Records supplied ::
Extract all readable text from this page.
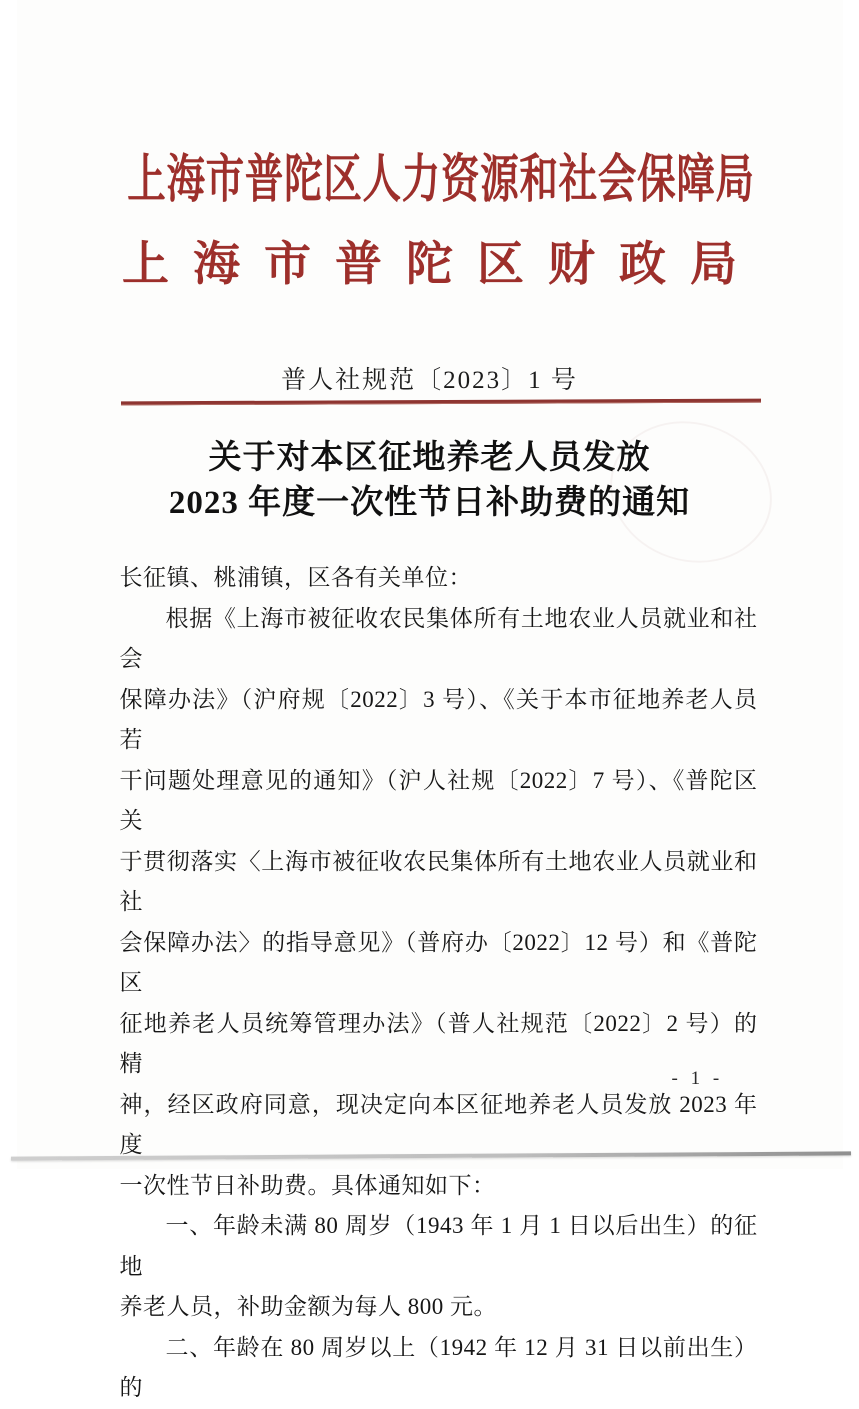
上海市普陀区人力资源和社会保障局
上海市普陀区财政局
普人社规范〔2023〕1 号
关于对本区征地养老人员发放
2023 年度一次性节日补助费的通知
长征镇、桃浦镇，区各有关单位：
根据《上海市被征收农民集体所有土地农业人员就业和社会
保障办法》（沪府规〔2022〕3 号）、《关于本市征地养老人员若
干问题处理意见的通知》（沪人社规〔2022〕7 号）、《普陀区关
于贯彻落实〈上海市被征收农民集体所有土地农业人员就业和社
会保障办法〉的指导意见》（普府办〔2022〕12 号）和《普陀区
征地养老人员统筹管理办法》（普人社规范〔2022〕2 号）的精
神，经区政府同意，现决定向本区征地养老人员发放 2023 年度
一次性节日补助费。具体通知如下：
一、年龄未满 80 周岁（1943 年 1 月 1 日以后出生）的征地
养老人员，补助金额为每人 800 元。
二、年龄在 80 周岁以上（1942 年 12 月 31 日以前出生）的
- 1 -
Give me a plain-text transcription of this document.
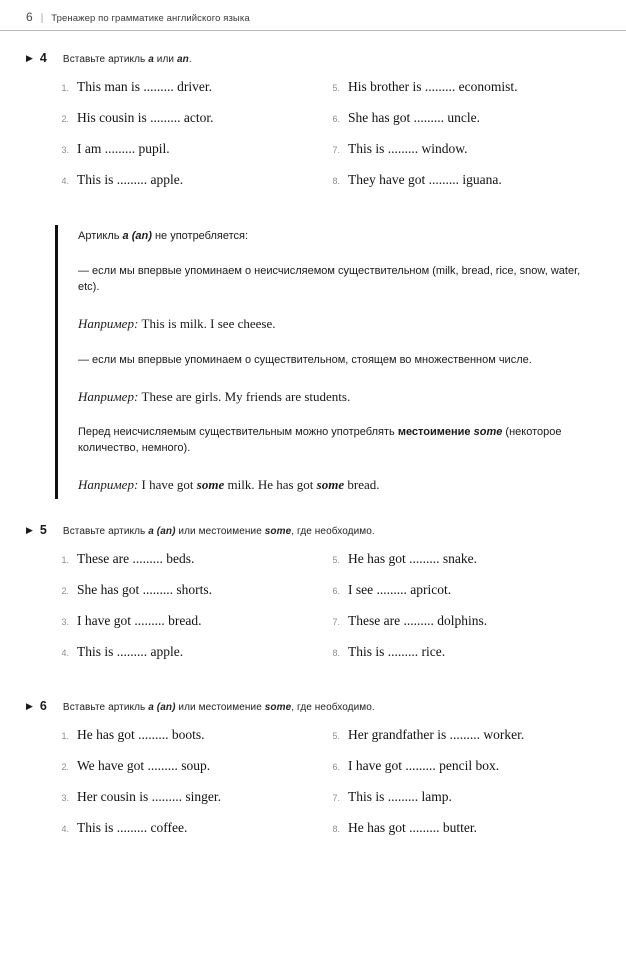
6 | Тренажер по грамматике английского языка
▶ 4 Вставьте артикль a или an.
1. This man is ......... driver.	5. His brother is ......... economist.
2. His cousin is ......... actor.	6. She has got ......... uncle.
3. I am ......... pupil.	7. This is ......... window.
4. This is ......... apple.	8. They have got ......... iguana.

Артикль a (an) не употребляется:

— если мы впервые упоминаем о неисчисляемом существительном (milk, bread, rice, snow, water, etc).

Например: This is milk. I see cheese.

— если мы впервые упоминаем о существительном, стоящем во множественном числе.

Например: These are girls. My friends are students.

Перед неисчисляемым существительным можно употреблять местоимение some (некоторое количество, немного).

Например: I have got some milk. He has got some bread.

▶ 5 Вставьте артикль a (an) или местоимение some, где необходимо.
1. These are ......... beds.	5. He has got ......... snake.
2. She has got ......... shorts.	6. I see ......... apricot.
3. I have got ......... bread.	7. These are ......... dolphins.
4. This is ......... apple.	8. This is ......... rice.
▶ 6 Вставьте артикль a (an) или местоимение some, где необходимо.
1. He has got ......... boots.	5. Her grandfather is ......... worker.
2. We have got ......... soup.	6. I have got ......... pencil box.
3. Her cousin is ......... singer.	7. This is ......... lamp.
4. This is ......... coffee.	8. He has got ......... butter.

Exercise directions ::
All of the records above must be copied exactly, except for the pictures.

Answer for the task ::
Extract all readable text from this page.
上海市普陀区人力资源和社会保障局
上海市普陀区财政局
普人社规范〔2023〕1 号
关于对本区征地养老人员发放
2023 年度一次性节日补助费的通知
长征镇、桃浦镇，区各有关单位：
根据《上海市被征收农民集体所有土地农业人员就业和社会
保障办法》（沪府规〔2022〕3 号）、《关于本市征地养老人员若
干问题处理意见的通知》（沪人社规〔2022〕7 号）、《普陀区关
于贯彻落实〈上海市被征收农民集体所有土地农业人员就业和社
会保障办法〉的指导意见》（普府办〔2022〕12 号）和《普陀区
征地养老人员统筹管理办法》（普人社规范〔2022〕2 号）的精
神，经区政府同意，现决定向本区征地养老人员发放 2023 年度
一次性节日补助费。具体通知如下：
一、年龄未满 80 周岁（1943 年 1 月 1 日以后出生）的征地
养老人员，补助金额为每人 800 元。
二、年龄在 80 周岁以上（1942 年 12 月 31 日以前出生）的
- 1 -
Give me a plain-text transcription of this document.
6 | Тренажер по грамматике английского языка
▶ 4 Вставьте артикль a или an.
1. This man is ......... driver.	5. His brother is ......... economist.
2. His cousin is ......... actor.	6. She has got ......... uncle.
3. I am ......... pupil.	7. This is ......... window.
4. This is ......... apple.	8. They have got ......... iguana.

Артикль a (an) не употребляется:

— если мы впервые упоминаем о неисчисляемом существительном (milk, bread, rice, snow, water, etc).

Например: This is milk. I see cheese.

— если мы впервые упоминаем о существительном, стоящем во множественном числе.

Например: These are girls. My friends are students.

Перед неисчисляемым существительным можно употреблять местоимение some (некоторое количество, немного).

Например: I have got some milk. He has got some bread.

▶ 5 Вставьте артикль a (an) или местоимение some, где необходимо.
1. These are ......... beds.	5. He has got ......... snake.
2. She has got ......... shorts.	6. I see ......... apricot.
3. I have got ......... bread.	7. These are ......... dolphins.
4. This is ......... apple.	8. This is ......... rice.
▶ 6 Вставьте артикль a (an) или местоимение some, где необходимо.
1. He has got ......... boots.	5. Her grandfather is ......... worker.
2. We have got ......... soup.	6. I have got ......... pencil box.
3. Her cousin is ......... singer.	7. This is ......... lamp.
4. This is ......... coffee.	8. He has got ......... butter.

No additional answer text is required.